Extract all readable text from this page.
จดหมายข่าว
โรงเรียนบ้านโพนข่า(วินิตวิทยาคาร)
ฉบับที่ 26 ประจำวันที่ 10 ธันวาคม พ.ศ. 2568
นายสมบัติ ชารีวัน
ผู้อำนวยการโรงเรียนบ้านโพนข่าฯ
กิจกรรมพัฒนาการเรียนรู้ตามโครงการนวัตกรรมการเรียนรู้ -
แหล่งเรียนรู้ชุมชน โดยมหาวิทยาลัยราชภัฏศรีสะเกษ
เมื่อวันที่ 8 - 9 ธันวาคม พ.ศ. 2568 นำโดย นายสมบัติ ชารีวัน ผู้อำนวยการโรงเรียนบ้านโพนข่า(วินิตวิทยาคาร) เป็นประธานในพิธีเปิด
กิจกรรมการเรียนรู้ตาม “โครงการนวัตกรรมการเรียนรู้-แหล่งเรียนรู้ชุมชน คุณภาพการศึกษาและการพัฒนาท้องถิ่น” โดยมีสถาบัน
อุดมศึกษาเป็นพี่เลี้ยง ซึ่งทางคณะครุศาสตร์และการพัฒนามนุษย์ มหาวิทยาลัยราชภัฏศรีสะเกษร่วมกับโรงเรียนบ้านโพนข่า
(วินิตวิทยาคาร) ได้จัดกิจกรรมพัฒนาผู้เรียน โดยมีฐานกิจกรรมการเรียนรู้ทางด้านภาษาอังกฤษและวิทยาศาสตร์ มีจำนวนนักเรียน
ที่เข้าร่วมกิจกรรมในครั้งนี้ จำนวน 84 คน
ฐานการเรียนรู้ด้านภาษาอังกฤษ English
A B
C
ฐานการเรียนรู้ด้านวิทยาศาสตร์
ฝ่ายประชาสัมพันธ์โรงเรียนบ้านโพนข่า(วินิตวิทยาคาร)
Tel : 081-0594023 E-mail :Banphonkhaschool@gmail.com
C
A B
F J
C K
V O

※ ※ ※

> _WHAT TO DO_:
Would you restate each of the entries word for word?

> _WRITTEN SOLUTION_:
Extract all readable text from this page.
จดหมายข่าว
โรงเรียนบ้านโพนข่า(วินิตวิทยาคาร)
ฉบับที่ 26 ประจำวันที่ 10 ธันวาคม พ.ศ. 2568
นายสมบัติ ชารีวัน
ผู้อำนวยการโรงเรียนบ้านโพนข่าฯ
กิจกรรมพัฒนาการเรียนรู้ตามโครงการนวัตกรรมการเรียนรู้ -
แหล่งเรียนรู้ชุมชน โดยมหาวิทยาลัยราชภัฏศรีสะเกษ
เมื่อวันที่ 8 - 9 ธันวาคม พ.ศ. 2568 นำโดย นายสมบัติ ชารีวัน ผู้อำนวยการโรงเรียนบ้านโพนข่า(วินิตวิทยาคาร) เป็นประธานในพิธีเปิด
กิจกรรมการเรียนรู้ตาม “โครงการนวัตกรรมการเรียนรู้-แหล่งเรียนรู้ชุมชน คุณภาพการศึกษาและการพัฒนาท้องถิ่น” โดยมีสถาบัน
อุดมศึกษาเป็นพี่เลี้ยง ซึ่งทางคณะครุศาสตร์และการพัฒนามนุษย์ มหาวิทยาลัยราชภัฏศรีสะเกษร่วมกับโรงเรียนบ้านโพนข่า
(วินิตวิทยาคาร) ได้จัดกิจกรรมพัฒนาผู้เรียน โดยมีฐานกิจกรรมการเรียนรู้ทางด้านภาษาอังกฤษและวิทยาศาสตร์ มีจำนวนนักเรียน
ที่เข้าร่วมกิจกรรมในครั้งนี้ จำนวน 84 คน
ฐานการเรียนรู้ด้านภาษาอังกฤษ English
A B
C
ฐานการเรียนรู้ด้านวิทยาศาสตร์
ฝ่ายประชาสัมพันธ์โรงเรียนบ้านโพนข่า(วินิตวิทยาคาร)
Tel : 081-0594023 E-mail :Banphonkhaschool@gmail.com
C
A B
F J
C K
V O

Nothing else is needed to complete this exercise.